What the task requires:
The entries below should be output exactly as written.

Data entries
....

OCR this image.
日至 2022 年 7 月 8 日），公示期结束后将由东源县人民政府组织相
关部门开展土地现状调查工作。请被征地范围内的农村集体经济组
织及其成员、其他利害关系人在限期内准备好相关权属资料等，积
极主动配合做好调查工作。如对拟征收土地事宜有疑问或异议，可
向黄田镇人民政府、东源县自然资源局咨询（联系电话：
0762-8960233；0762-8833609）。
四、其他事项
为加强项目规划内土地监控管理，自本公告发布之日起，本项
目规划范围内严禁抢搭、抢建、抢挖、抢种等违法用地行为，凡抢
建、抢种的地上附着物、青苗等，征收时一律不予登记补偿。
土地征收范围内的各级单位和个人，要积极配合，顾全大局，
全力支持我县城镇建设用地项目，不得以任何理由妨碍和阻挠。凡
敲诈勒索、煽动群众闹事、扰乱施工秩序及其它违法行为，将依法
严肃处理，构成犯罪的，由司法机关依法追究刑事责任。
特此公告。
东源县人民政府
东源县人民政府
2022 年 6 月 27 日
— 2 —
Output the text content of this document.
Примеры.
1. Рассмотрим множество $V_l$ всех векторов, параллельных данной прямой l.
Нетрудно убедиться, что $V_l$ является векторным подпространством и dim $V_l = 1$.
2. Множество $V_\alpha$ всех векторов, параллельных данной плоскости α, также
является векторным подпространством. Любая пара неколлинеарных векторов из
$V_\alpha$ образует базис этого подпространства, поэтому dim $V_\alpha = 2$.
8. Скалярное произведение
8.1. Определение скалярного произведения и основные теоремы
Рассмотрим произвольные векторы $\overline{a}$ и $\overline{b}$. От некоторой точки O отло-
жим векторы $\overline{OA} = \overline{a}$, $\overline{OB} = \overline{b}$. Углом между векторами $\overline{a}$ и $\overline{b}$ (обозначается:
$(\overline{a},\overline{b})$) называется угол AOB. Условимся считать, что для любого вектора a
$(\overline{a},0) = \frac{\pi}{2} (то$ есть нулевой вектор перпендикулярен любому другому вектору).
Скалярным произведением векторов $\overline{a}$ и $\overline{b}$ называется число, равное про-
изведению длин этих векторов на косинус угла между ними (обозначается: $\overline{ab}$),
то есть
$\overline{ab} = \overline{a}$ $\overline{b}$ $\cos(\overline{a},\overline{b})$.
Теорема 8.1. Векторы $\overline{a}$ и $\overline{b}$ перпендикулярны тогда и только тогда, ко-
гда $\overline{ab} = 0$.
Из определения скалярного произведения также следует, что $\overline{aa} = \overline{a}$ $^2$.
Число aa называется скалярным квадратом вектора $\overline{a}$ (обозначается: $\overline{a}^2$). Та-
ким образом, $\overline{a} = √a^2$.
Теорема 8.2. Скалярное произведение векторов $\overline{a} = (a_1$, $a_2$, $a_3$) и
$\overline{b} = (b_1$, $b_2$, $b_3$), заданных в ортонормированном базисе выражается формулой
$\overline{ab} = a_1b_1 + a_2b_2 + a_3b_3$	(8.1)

....

Output for this exercise:
OCR this image.
日至 2022 年 7 月 8 日），公示期结束后将由东源县人民政府组织相
关部门开展土地现状调查工作。请被征地范围内的农村集体经济组
织及其成员、其他利害关系人在限期内准备好相关权属资料等，积
极主动配合做好调查工作。如对拟征收土地事宜有疑问或异议，可
向黄田镇人民政府、东源县自然资源局咨询（联系电话：
0762-8960233；0762-8833609）。
四、其他事项
为加强项目规划内土地监控管理，自本公告发布之日起，本项
目规划范围内严禁抢搭、抢建、抢挖、抢种等违法用地行为，凡抢
建、抢种的地上附着物、青苗等，征收时一律不予登记补偿。
土地征收范围内的各级单位和个人，要积极配合，顾全大局，
全力支持我县城镇建设用地项目，不得以任何理由妨碍和阻挠。凡
敲诈勒索、煽动群众闹事、扰乱施工秩序及其它违法行为，将依法
严肃处理，构成犯罪的，由司法机关依法追究刑事责任。
特此公告。
东源县人民政府
东源县人民政府
2022 年 6 月 27 日
— 2 —
Output the text content of this document.
Примеры.
1. Рассмотрим множество $V_l$ всех векторов, параллельных данной прямой l.
Нетрудно убедиться, что $V_l$ является векторным подпространством и dim $V_l = 1$.
2. Множество $V_\alpha$ всех векторов, параллельных данной плоскости α, также
является векторным подпространством. Любая пара неколлинеарных векторов из
$V_\alpha$ образует базис этого подпространства, поэтому dim $V_\alpha = 2$.
8. Скалярное произведение
8.1. Определение скалярного произведения и основные теоремы
Рассмотрим произвольные векторы $\overline{a}$ и $\overline{b}$. От некоторой точки O отло-
жим векторы $\overline{OA} = \overline{a}$, $\overline{OB} = \overline{b}$. Углом между векторами $\overline{a}$ и $\overline{b}$ (обозначается:
$(\overline{a},\overline{b})$) называется угол AOB. Условимся считать, что для любого вектора a
$(\overline{a},0) = \frac{\pi}{2} (то$ есть нулевой вектор перпендикулярен любому другому вектору).
Скалярным произведением векторов $\overline{a}$ и $\overline{b}$ называется число, равное про-
изведению длин этих векторов на косинус угла между ними (обозначается: $\overline{ab}$),
то есть
$\overline{ab} = \overline{a}$ $\overline{b}$ $\cos(\overline{a},\overline{b})$.
Теорема 8.1. Векторы $\overline{a}$ и $\overline{b}$ перпендикулярны тогда и только тогда, ко-
гда $\overline{ab} = 0$.
Из определения скалярного произведения также следует, что $\overline{aa} = \overline{a}$ $^2$.
Число aa называется скалярным квадратом вектора $\overline{a}$ (обозначается: $\overline{a}^2$). Та-
ким образом, $\overline{a} = √a^2$.
Теорема 8.2. Скалярное произведение векторов $\overline{a} = (a_1$, $a_2$, $a_3$) и
$\overline{b} = (b_1$, $b_2$, $b_3$), заданных в ортонормированном базисе выражается формулой
$\overline{ab} = a_1b_1 + a_2b_2 + a_3b_3$	(8.1)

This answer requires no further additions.